#### INSTRUCTIONS TO FOLLOW:
Everything from the line with "Extract all readable text from this page." to the end of the data should be restated word for word, and nothing before it.

#### Source data:
################

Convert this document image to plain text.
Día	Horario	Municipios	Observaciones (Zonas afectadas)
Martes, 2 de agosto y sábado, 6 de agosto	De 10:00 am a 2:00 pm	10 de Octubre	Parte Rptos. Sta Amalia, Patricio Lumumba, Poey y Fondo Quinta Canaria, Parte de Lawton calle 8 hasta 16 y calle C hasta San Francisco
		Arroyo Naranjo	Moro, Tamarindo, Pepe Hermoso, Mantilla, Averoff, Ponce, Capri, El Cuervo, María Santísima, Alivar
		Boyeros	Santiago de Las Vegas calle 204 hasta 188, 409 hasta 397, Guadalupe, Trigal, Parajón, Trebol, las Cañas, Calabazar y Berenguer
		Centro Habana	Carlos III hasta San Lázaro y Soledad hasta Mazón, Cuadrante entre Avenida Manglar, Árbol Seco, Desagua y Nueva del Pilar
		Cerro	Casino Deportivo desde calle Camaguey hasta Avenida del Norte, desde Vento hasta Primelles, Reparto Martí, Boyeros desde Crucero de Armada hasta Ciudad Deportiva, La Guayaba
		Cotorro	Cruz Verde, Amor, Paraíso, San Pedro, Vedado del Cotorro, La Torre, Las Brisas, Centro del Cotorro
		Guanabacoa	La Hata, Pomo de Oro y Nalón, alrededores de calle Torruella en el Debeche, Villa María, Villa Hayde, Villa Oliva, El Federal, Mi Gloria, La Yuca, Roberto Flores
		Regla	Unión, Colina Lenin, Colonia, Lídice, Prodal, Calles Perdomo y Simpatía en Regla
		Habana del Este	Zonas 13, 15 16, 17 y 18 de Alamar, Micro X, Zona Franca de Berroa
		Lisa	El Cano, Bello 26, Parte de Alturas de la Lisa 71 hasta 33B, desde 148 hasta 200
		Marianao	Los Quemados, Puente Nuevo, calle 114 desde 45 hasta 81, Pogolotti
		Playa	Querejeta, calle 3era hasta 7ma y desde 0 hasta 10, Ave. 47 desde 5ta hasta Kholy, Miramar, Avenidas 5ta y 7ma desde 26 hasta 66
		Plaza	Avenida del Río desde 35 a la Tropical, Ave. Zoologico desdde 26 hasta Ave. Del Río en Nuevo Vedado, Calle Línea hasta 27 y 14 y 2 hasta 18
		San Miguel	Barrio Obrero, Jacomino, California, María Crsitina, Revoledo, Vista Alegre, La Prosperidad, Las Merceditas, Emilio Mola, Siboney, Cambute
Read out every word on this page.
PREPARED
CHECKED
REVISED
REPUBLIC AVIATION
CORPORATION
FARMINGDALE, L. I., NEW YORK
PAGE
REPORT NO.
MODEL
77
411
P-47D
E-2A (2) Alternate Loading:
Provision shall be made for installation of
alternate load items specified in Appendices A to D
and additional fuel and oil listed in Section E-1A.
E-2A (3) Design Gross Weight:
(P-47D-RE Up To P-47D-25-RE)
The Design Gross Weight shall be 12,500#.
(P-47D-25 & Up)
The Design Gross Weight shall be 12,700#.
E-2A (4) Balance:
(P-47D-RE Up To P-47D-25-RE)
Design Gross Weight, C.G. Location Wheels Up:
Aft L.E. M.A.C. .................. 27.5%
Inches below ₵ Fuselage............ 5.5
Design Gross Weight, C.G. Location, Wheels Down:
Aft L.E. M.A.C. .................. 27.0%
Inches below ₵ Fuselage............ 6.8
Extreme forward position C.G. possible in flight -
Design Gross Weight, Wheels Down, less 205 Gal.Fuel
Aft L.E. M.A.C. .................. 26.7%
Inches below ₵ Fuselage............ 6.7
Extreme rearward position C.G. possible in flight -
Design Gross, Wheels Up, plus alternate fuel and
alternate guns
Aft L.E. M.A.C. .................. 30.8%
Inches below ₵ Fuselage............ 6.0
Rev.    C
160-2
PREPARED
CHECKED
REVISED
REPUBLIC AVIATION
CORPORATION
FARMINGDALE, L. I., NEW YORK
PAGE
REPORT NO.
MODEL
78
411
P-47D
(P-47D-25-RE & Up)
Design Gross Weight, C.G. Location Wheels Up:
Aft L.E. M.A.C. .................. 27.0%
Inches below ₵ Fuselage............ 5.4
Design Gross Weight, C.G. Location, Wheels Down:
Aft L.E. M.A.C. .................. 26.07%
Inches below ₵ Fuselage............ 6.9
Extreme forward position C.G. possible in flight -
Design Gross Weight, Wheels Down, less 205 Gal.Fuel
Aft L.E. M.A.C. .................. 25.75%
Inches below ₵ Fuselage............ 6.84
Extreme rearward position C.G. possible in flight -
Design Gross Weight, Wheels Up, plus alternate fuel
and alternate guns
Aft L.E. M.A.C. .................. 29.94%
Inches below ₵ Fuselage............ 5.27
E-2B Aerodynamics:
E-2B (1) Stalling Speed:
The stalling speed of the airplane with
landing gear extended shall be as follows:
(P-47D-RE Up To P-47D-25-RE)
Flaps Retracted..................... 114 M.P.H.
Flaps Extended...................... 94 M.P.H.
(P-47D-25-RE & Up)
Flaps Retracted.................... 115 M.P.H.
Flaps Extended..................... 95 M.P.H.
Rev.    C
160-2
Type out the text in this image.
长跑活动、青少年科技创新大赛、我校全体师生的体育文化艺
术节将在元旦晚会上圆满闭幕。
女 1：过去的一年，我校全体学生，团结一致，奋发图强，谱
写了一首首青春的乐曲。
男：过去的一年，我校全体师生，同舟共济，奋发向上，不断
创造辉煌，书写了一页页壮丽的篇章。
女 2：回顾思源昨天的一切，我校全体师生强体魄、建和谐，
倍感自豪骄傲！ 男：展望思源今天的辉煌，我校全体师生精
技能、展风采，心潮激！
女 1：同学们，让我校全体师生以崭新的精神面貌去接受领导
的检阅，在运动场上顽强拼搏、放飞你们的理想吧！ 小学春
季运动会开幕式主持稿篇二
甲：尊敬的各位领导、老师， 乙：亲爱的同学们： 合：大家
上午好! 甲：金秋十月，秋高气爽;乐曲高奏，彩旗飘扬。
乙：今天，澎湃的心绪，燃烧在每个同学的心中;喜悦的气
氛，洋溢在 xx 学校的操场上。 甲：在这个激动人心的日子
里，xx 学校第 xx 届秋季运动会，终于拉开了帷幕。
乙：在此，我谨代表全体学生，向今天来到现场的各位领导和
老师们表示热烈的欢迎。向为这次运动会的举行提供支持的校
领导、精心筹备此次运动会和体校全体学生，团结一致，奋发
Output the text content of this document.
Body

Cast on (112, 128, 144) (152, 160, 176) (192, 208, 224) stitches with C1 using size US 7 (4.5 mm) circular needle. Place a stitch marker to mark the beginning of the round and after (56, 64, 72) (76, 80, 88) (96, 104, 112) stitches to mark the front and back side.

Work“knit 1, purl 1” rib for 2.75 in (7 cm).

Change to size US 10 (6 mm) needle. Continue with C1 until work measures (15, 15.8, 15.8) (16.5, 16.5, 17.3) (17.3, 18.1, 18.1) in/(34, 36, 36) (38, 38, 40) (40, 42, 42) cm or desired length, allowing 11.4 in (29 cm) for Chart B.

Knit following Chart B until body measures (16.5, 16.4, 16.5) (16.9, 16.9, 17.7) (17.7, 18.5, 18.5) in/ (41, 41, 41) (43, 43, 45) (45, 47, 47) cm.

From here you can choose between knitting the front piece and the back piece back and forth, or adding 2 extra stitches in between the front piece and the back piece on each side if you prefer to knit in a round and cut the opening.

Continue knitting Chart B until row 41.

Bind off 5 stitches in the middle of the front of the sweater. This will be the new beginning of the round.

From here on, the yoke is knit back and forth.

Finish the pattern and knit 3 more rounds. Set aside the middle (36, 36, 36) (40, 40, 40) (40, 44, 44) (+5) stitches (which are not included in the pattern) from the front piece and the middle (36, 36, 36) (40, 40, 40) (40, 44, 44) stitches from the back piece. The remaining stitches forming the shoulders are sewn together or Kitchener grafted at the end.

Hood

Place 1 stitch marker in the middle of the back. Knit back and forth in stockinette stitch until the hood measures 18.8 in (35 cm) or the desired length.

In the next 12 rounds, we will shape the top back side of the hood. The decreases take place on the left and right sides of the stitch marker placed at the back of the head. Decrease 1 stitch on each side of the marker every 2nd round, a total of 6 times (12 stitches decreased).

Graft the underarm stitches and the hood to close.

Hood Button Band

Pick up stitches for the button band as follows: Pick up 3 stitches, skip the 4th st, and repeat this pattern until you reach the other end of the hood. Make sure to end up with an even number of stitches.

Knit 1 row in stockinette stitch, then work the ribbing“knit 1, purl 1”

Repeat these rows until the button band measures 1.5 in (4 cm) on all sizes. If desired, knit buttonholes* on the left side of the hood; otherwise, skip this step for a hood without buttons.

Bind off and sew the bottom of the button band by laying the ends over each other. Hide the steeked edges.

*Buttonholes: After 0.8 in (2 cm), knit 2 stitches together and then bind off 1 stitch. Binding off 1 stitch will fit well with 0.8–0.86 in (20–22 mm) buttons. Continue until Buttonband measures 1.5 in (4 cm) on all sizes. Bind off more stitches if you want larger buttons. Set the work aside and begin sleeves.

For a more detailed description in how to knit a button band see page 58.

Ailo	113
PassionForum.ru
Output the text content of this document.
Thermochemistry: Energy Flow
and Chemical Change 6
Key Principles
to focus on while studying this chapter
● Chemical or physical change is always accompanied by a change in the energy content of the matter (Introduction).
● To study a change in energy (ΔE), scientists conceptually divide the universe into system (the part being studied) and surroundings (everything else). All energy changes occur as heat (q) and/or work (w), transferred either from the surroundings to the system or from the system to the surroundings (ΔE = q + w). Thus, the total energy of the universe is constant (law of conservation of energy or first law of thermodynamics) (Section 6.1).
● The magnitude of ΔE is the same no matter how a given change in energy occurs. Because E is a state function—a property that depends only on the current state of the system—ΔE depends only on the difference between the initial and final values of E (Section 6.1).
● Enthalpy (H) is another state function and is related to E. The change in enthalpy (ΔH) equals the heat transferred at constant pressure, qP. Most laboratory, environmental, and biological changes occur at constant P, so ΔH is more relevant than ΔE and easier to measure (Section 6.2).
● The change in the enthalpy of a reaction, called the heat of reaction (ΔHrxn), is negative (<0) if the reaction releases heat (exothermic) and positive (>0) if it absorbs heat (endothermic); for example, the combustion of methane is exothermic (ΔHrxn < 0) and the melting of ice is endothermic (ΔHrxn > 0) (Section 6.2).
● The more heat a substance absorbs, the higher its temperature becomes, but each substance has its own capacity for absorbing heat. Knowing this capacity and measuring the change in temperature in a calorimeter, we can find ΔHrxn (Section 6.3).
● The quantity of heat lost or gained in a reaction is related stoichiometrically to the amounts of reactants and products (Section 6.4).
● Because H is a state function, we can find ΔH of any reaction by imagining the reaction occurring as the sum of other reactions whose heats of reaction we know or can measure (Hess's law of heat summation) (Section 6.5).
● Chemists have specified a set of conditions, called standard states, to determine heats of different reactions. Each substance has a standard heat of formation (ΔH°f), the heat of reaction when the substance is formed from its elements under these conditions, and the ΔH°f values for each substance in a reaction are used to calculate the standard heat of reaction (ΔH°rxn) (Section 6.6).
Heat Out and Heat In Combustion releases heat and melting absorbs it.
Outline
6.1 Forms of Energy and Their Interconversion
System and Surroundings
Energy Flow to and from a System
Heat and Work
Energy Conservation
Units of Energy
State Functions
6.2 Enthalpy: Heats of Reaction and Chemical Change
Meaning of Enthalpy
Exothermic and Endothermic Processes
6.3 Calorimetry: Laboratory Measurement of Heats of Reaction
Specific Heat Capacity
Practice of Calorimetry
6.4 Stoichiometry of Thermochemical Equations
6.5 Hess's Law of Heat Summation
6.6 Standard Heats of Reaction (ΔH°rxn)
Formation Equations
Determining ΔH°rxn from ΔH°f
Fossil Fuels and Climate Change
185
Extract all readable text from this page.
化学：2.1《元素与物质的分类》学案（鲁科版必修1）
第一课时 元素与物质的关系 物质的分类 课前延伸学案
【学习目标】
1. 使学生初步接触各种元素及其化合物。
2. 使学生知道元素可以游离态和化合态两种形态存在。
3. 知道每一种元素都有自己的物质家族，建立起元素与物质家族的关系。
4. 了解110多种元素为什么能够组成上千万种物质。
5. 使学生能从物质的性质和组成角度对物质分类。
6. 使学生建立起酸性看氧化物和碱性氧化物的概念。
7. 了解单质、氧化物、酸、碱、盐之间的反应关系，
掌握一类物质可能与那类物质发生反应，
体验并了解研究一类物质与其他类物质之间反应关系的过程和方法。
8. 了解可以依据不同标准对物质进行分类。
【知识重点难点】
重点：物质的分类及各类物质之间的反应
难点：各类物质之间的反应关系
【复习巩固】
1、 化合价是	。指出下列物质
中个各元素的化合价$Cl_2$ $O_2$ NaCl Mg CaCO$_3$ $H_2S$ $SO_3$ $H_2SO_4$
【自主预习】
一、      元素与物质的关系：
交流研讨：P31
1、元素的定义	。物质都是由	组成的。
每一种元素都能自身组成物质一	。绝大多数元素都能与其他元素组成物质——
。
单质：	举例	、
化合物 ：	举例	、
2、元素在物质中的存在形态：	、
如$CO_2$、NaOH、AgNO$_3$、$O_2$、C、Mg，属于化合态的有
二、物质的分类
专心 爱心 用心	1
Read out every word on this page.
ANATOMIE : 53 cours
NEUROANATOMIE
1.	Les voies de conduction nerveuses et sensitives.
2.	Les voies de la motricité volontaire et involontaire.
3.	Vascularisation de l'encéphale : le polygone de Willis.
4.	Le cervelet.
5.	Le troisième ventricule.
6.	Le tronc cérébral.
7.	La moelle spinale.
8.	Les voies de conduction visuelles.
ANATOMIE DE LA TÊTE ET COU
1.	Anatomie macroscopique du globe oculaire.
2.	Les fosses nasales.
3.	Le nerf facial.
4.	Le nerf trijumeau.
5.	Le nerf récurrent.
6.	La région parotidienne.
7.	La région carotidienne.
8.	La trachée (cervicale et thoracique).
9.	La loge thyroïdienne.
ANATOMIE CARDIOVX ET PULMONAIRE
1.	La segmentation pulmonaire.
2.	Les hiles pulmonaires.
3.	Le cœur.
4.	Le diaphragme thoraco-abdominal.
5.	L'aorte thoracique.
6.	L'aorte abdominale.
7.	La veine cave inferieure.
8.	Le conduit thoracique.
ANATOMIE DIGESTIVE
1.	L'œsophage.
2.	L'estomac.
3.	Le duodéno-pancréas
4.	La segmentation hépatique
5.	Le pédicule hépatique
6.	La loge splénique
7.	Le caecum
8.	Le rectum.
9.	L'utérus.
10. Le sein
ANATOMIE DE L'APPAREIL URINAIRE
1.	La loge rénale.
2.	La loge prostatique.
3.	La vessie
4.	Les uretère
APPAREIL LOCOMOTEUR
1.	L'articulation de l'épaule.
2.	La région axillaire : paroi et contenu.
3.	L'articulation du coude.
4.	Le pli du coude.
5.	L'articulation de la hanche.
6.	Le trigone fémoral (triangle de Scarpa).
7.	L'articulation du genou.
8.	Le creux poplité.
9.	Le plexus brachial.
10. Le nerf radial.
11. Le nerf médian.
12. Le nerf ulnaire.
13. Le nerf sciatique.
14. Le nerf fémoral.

################

#### WRITTEN ANSWER:
Extract all readable text from this page.
化学：2.1《元素与物质的分类》学案（鲁科版必修1）
第一课时 元素与物质的关系 物质的分类 课前延伸学案
【学习目标】
1. 使学生初步接触各种元素及其化合物。
2. 使学生知道元素可以游离态和化合态两种形态存在。
3. 知道每一种元素都有自己的物质家族，建立起元素与物质家族的关系。
4. 了解110多种元素为什么能够组成上千万种物质。
5. 使学生能从物质的性质和组成角度对物质分类。
6. 使学生建立起酸性看氧化物和碱性氧化物的概念。
7. 了解单质、氧化物、酸、碱、盐之间的反应关系，
掌握一类物质可能与那类物质发生反应，
体验并了解研究一类物质与其他类物质之间反应关系的过程和方法。
8. 了解可以依据不同标准对物质进行分类。
【知识重点难点】
重点：物质的分类及各类物质之间的反应
难点：各类物质之间的反应关系
【复习巩固】
1、 化合价是	。指出下列物质
中个各元素的化合价$Cl_2$ $O_2$ NaCl Mg CaCO$_3$ $H_2S$ $SO_3$ $H_2SO_4$
【自主预习】
一、      元素与物质的关系：
交流研讨：P31
1、元素的定义	。物质都是由	组成的。
每一种元素都能自身组成物质一	。绝大多数元素都能与其他元素组成物质——
。
单质：	举例	、
化合物 ：	举例	、
2、元素在物质中的存在形态：	、
如$CO_2$、NaOH、AgNO$_3$、$O_2$、C、Mg，属于化合态的有
二、物质的分类
专心 爱心 用心	1
Read out every word on this page.
ANATOMIE : 53 cours
NEUROANATOMIE
1.	Les voies de conduction nerveuses et sensitives.
2.	Les voies de la motricité volontaire et involontaire.
3.	Vascularisation de l'encéphale : le polygone de Willis.
4.	Le cervelet.
5.	Le troisième ventricule.
6.	Le tronc cérébral.
7.	La moelle spinale.
8.	Les voies de conduction visuelles.
ANATOMIE DE LA TÊTE ET COU
1.	Anatomie macroscopique du globe oculaire.
2.	Les fosses nasales.
3.	Le nerf facial.
4.	Le nerf trijumeau.
5.	Le nerf récurrent.
6.	La région parotidienne.
7.	La région carotidienne.
8.	La trachée (cervicale et thoracique).
9.	La loge thyroïdienne.
ANATOMIE CARDIOVX ET PULMONAIRE
1.	La segmentation pulmonaire.
2.	Les hiles pulmonaires.
3.	Le cœur.
4.	Le diaphragme thoraco-abdominal.
5.	L'aorte thoracique.
6.	L'aorte abdominale.
7.	La veine cave inferieure.
8.	Le conduit thoracique.
ANATOMIE DIGESTIVE
1.	L'œsophage.
2.	L'estomac.
3.	Le duodéno-pancréas
4.	La segmentation hépatique
5.	Le pédicule hépatique
6.	La loge splénique
7.	Le caecum
8.	Le rectum.
9.	L'utérus.
10. Le sein
ANATOMIE DE L'APPAREIL URINAIRE
1.	La loge rénale.
2.	La loge prostatique.
3.	La vessie
4.	Les uretère
APPAREIL LOCOMOTEUR
1.	L'articulation de l'épaule.
2.	La région axillaire : paroi et contenu.
3.	L'articulation du coude.
4.	Le pli du coude.
5.	L'articulation de la hanche.
6.	Le trigone fémoral (triangle de Scarpa).
7.	L'articulation du genou.
8.	Le creux poplité.
9.	Le plexus brachial.
10. Le nerf radial.
11. Le nerf médian.
12. Le nerf ulnaire.
13. Le nerf sciatique.
14. Le nerf fémoral.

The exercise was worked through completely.